(Layout annotation records)
============================================================

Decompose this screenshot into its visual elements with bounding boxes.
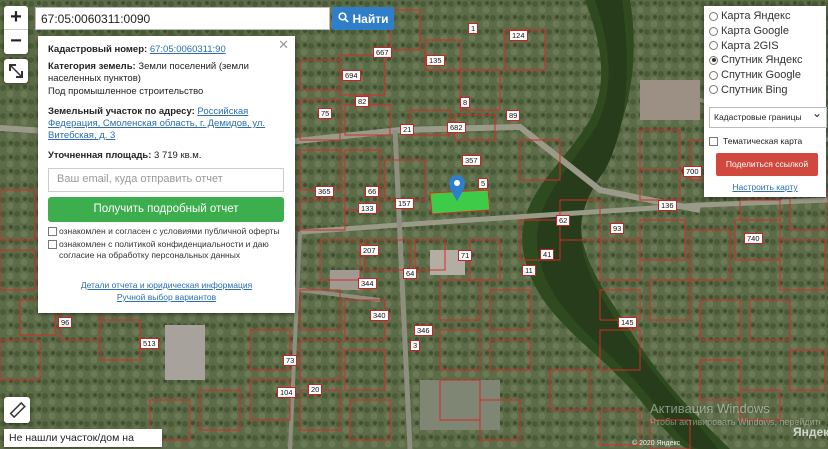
offer-consent-label: ознакомлен и согласен с условиями публич… [59, 226, 280, 236]
layer-option-bing-satellite[interactable]: Спутник Bing [709, 82, 821, 97]
layer-label: Спутник Bing [721, 83, 788, 96]
plot-label[interactable]: 75 [318, 108, 333, 119]
plot-label[interactable]: 62 [556, 215, 571, 226]
plot-label[interactable]: 64 [403, 268, 418, 279]
plot-label[interactable]: 21 [400, 124, 415, 135]
radio-button[interactable] [709, 70, 718, 80]
category-label: Категория земель: [48, 61, 136, 72]
address-label: Земельный участок по адресу: [48, 106, 195, 117]
layer-option-2gis-map[interactable]: Карта 2GIS [709, 38, 821, 53]
email-field[interactable]: Ваш email, куда отправить отчет [48, 168, 284, 192]
layer-option-yandex-map[interactable]: Карта Яндекс [709, 9, 821, 24]
plot-label[interactable]: 71 [458, 250, 473, 261]
plot-label[interactable]: 344 [358, 278, 377, 289]
plot-label[interactable]: 740 [744, 233, 763, 244]
plot-label[interactable]: 346 [414, 325, 433, 336]
plot-label[interactable]: 207 [360, 245, 379, 256]
plot-label[interactable]: 135 [426, 55, 445, 66]
configure-map-link[interactable]: Настроить карту [709, 182, 821, 192]
plot-label[interactable]: 124 [509, 30, 528, 41]
fullscreen-button[interactable] [4, 59, 28, 83]
privacy-checkbox[interactable] [48, 240, 57, 249]
layer-option-google-satellite[interactable]: Спутник Google [709, 68, 821, 83]
privacy-consent-label: ознакомлен с политикой конфиденциальност… [59, 239, 269, 260]
plot-label[interactable]: 513 [140, 338, 159, 349]
layer-label: Карта 2GIS [721, 39, 779, 52]
zoom-out-button[interactable]: − [4, 30, 28, 54]
thematic-checkbox[interactable] [709, 136, 718, 146]
plot-label[interactable]: 700 [683, 166, 702, 177]
plot-label[interactable]: 3 [410, 340, 421, 351]
zoom-control: + − [4, 6, 28, 54]
close-icon[interactable]: ✕ [278, 38, 289, 51]
area-value: 3 719 кв.м. [154, 150, 202, 161]
manual-selection-link[interactable]: Ручной выбор вариантов [117, 292, 216, 302]
privacy-consent[interactable]: ознакомлен с политикой конфиденциальност… [48, 239, 285, 261]
plot-label[interactable]: 8 [460, 97, 471, 108]
zoom-in-button[interactable]: + [4, 6, 28, 30]
search-button-label: Найти [352, 11, 389, 26]
plot-label[interactable]: 133 [358, 203, 377, 214]
get-report-button[interactable]: Получить подробный отчет [48, 197, 284, 222]
search-icon [337, 11, 349, 26]
boundary-type-select[interactable]: Кадастровые границы [709, 104, 827, 129]
plot-label[interactable]: 340 [370, 310, 389, 321]
plot-label[interactable]: 104 [277, 387, 296, 398]
search-button[interactable]: Найти [332, 7, 394, 30]
layer-option-google-map[interactable]: Карта Google [709, 24, 821, 39]
radio-button[interactable] [709, 11, 718, 21]
plot-label[interactable]: 41 [540, 249, 555, 260]
plot-label[interactable]: 20 [308, 384, 323, 395]
plot-label[interactable]: 694 [342, 70, 361, 81]
cadastral-label: Кадастровый номер: [48, 44, 148, 55]
map-layers-panel: Карта Яндекс Карта Google Карта 2GIS Спу… [704, 6, 827, 197]
yandex-logo: Яндекс [793, 425, 828, 439]
ruler-button[interactable] [4, 397, 30, 423]
radio-button[interactable] [709, 26, 718, 36]
plot-label[interactable]: 66 [365, 186, 380, 197]
plot-label[interactable]: 73 [283, 355, 298, 366]
search-input[interactable] [35, 7, 330, 30]
plot-label[interactable]: 357 [462, 155, 481, 166]
plot-label[interactable]: 136 [658, 200, 677, 211]
report-details-link[interactable]: Детали отчета и юридическая информация [81, 280, 252, 290]
plot-label[interactable]: 11 [522, 265, 536, 276]
cadastral-number-link[interactable]: 67:05:0060311:90 [150, 44, 226, 55]
area-label: Уточненная площадь: [48, 150, 152, 161]
plot-label[interactable]: 5 [478, 178, 489, 189]
radio-button[interactable] [709, 85, 718, 95]
layer-label: Спутник Яндекс [721, 54, 803, 67]
plot-label[interactable]: 89 [506, 110, 521, 121]
layer-label: Карта Яндекс [721, 10, 791, 23]
layer-label: Карта Google [721, 25, 789, 38]
plot-label[interactable]: 682 [447, 122, 466, 133]
usage-value: Под промышленное строительство [48, 86, 204, 97]
plot-info-panel: ✕ Кадастровый номер: 67:05:0060311:90 Ка… [38, 36, 295, 313]
radio-button-selected[interactable] [709, 55, 718, 65]
ruler-icon [9, 401, 26, 419]
plot-label[interactable]: 365 [315, 186, 334, 197]
radio-button[interactable] [709, 41, 718, 51]
plot-label[interactable]: 82 [355, 96, 370, 107]
plot-label[interactable]: 145 [618, 317, 637, 328]
plot-label[interactable]: 93 [610, 223, 625, 234]
copyright: © 2020 Яндекс [632, 440, 681, 447]
offer-consent[interactable]: ознакомлен и согласен с условиями публич… [48, 226, 285, 237]
thematic-map-toggle[interactable]: Тематическая карта [709, 136, 821, 146]
plot-not-found-link[interactable]: Не нашли участок/дом на карте? [4, 429, 162, 447]
layer-label: Спутник Google [721, 69, 801, 82]
layer-option-yandex-satellite[interactable]: Спутник Яндекс [709, 53, 821, 68]
plot-label[interactable]: 157 [395, 198, 414, 209]
windows-watermark: Активация Windows [650, 401, 770, 416]
offer-checkbox[interactable] [48, 227, 57, 236]
plot-label[interactable]: 96 [58, 317, 73, 328]
plot-label[interactable]: 1 [468, 23, 479, 34]
thematic-label: Тематическая карта [723, 136, 803, 147]
plot-label[interactable]: 667 [373, 47, 392, 58]
share-link-button[interactable]: Поделиться ссылкой [716, 153, 818, 177]
expand-icon [9, 64, 23, 78]
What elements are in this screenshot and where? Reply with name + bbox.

============================================================

*TASK STATEMENT:* Please duplicate every line of the listing above, with the pictures left out.

*SOLUTION TO THIS TASK:*
Decompose this screenshot into its visual elements with bounding boxes.
offer-consent-label: ознакомлен и согласен с условиями публич… [59, 226, 280, 236]
layer-option-bing-satellite[interactable]: Спутник Bing [709, 82, 821, 97]
layer-label: Спутник Bing [721, 83, 788, 96]
plot-label[interactable]: 75 [318, 108, 333, 119]
plot-label[interactable]: 62 [556, 215, 571, 226]
plot-label[interactable]: 64 [403, 268, 418, 279]
plot-label[interactable]: 21 [400, 124, 415, 135]
radio-button[interactable] [709, 70, 718, 80]
category-label: Категория земель: [48, 61, 136, 72]
address-label: Земельный участок по адресу: [48, 106, 195, 117]
layer-option-2gis-map[interactable]: Карта 2GIS [709, 38, 821, 53]
email-field[interactable]: Ваш email, куда отправить отчет [48, 168, 284, 192]
layer-option-yandex-map[interactable]: Карта Яндекс [709, 9, 821, 24]
plot-label[interactable]: 71 [458, 250, 473, 261]
plot-label[interactable]: 344 [358, 278, 377, 289]
plot-label[interactable]: 740 [744, 233, 763, 244]
plot-label[interactable]: 346 [414, 325, 433, 336]
plot-label[interactable]: 207 [360, 245, 379, 256]
plot-label[interactable]: 135 [426, 55, 445, 66]
configure-map-link[interactable]: Настроить карту [709, 182, 821, 192]
plot-label[interactable]: 124 [509, 30, 528, 41]
fullscreen-button[interactable] [4, 59, 28, 83]
privacy-checkbox[interactable] [48, 240, 57, 249]
layer-option-google-satellite[interactable]: Спутник Google [709, 68, 821, 83]
privacy-consent-label: ознакомлен с политикой конфиденциальност… [59, 239, 269, 260]
plot-label[interactable]: 513 [140, 338, 159, 349]
layer-label: Карта 2GIS [721, 39, 779, 52]
zoom-out-button[interactable]: − [4, 30, 28, 54]
thematic-checkbox[interactable] [709, 136, 718, 146]
plot-label[interactable]: 700 [683, 166, 702, 177]
plot-label[interactable]: 3 [410, 340, 421, 351]
zoom-control: + − [4, 6, 28, 54]
close-icon[interactable]: ✕ [278, 38, 289, 51]
area-value: 3 719 кв.м. [154, 150, 202, 161]
manual-selection-link[interactable]: Ручной выбор вариантов [117, 292, 216, 302]
privacy-consent[interactable]: ознакомлен с политикой конфиденциальност… [48, 239, 285, 261]
plot-label[interactable]: 8 [460, 97, 471, 108]
zoom-in-button[interactable]: + [4, 6, 28, 30]
search-button-label: Найти [352, 11, 389, 26]
plot-label[interactable]: 133 [358, 203, 377, 214]
get-report-button[interactable]: Получить подробный отчет [48, 197, 284, 222]
search-icon [337, 11, 349, 26]
boundary-type-select[interactable]: Кадастровые границы [709, 104, 827, 129]
plot-label[interactable]: 340 [370, 310, 389, 321]
plot-label[interactable]: 104 [277, 387, 296, 398]
search-button[interactable]: Найти [332, 7, 394, 30]
layer-option-google-map[interactable]: Карта Google [709, 24, 821, 39]
radio-button[interactable] [709, 11, 718, 21]
plot-label[interactable]: 41 [540, 249, 555, 260]
plot-label[interactable]: 20 [308, 384, 323, 395]
plot-label[interactable]: 694 [342, 70, 361, 81]
cadastral-label: Кадастровый номер: [48, 44, 148, 55]
map-layers-panel: Карта Яндекс Карта Google Карта 2GIS Спу… [704, 6, 827, 197]
yandex-logo: Яндекс [793, 425, 828, 439]
ruler-button[interactable] [4, 397, 30, 423]
radio-button[interactable] [709, 26, 718, 36]
plot-label[interactable]: 66 [365, 186, 380, 197]
plot-label[interactable]: 73 [283, 355, 298, 366]
search-input[interactable] [35, 7, 330, 30]
plot-label[interactable]: 357 [462, 155, 481, 166]
plot-label[interactable]: 136 [658, 200, 677, 211]
report-details-link[interactable]: Детали отчета и юридическая информация [81, 280, 252, 290]
plot-label[interactable]: 11 [522, 265, 536, 276]
cadastral-number-link[interactable]: 67:05:0060311:90 [150, 44, 226, 55]
area-label: Уточненная площадь: [48, 150, 152, 161]
plot-label[interactable]: 5 [478, 178, 489, 189]
radio-button[interactable] [709, 85, 718, 95]
layer-label: Спутник Яндекс [721, 54, 803, 67]
plot-label[interactable]: 89 [506, 110, 521, 121]
layer-label: Карта Яндекс [721, 10, 791, 23]
layer-label: Карта Google [721, 25, 789, 38]
plot-label[interactable]: 682 [447, 122, 466, 133]
usage-value: Под промышленное строительство [48, 86, 204, 97]
plot-info-panel: ✕ Кадастровый номер: 67:05:0060311:90 Ка… [38, 36, 295, 313]
radio-button-selected[interactable] [709, 55, 718, 65]
ruler-icon [9, 401, 26, 419]
plot-label[interactable]: 365 [315, 186, 334, 197]
radio-button[interactable] [709, 41, 718, 51]
plot-label[interactable]: 82 [355, 96, 370, 107]
plot-label[interactable]: 145 [618, 317, 637, 328]
plot-label[interactable]: 93 [610, 223, 625, 234]
copyright: © 2020 Яндекс [632, 440, 681, 447]
offer-consent[interactable]: ознакомлен и согласен с условиями публич… [48, 226, 285, 237]
thematic-map-toggle[interactable]: Тематическая карта [709, 136, 821, 146]
plot-not-found-link[interactable]: Не нашли участок/дом на карте? [4, 429, 162, 447]
layer-label: Спутник Google [721, 69, 801, 82]
layer-option-yandex-satellite[interactable]: Спутник Яндекс [709, 53, 821, 68]
plot-label[interactable]: 157 [395, 198, 414, 209]
windows-watermark: Активация Windows [650, 401, 770, 416]
offer-checkbox[interactable] [48, 227, 57, 236]
plot-label[interactable]: 96 [58, 317, 73, 328]
plot-label[interactable]: 1 [468, 23, 479, 34]
thematic-label: Тематическая карта [723, 136, 803, 147]
plot-label[interactable]: 667 [373, 47, 392, 58]
share-link-button[interactable]: Поделиться ссылкой [716, 153, 818, 177]
expand-icon [9, 64, 23, 78]
What elements are in this screenshot and where? Reply with name + bbox.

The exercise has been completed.